EXERCISE REQUIREMENTS => Narrow the data below down to the lines containing "Paulo".

INPUT FOR THIS TASK =>
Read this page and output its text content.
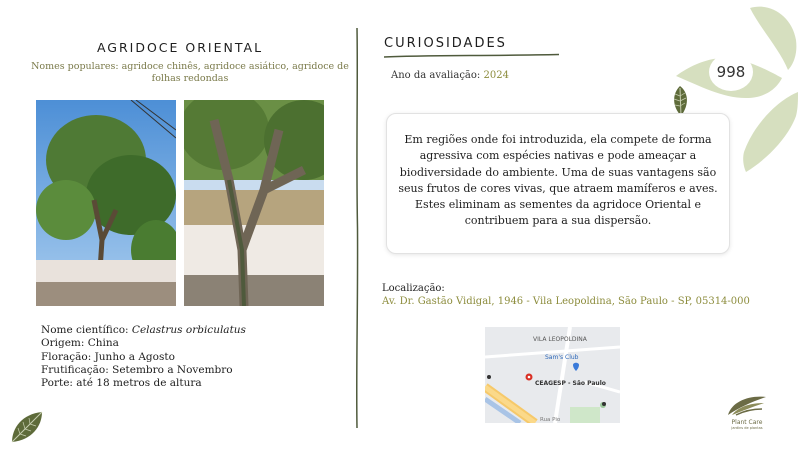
AGRIDOCE ORIENTAL
Nomes populares: agridoce chinês, agridoce asiático, agridoce de folhas redondas
Nome científico: Celastrus orbiculatus
Origem: China
Floração: Junho a Agosto
Frutificação: Setembro a Novembro
Porte: até 18 metros de altura
CURIOSIDADES
Ano da avaliação: 2024
Em regiões onde foi introduzida, ela compete de forma agressiva com espécies nativas e pode ameaçar a biodiversidade do ambiente. Uma de suas vantagens são seus frutos de cores vivas, que atraem mamíferos e aves. Estes eliminam as sementes da agridoce Oriental e contribuem para a sua dispersão.
Localização:
Av. Dr. Gastão Vidigal, 1946 - Vila Leopoldina, São Paulo - SP, 05314-000
VILA LEOPOLDINA
Sam's Club
CEAGESP - São Paulo
Rua Pio
998
Plant Care
jardins de plantas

WRITTEN ANSWER =>
Av. Dr. Gastão Vidigal, 1946 - Vila Leopoldina, São Paulo - SP, 05314-000
CEAGESP - São Paulo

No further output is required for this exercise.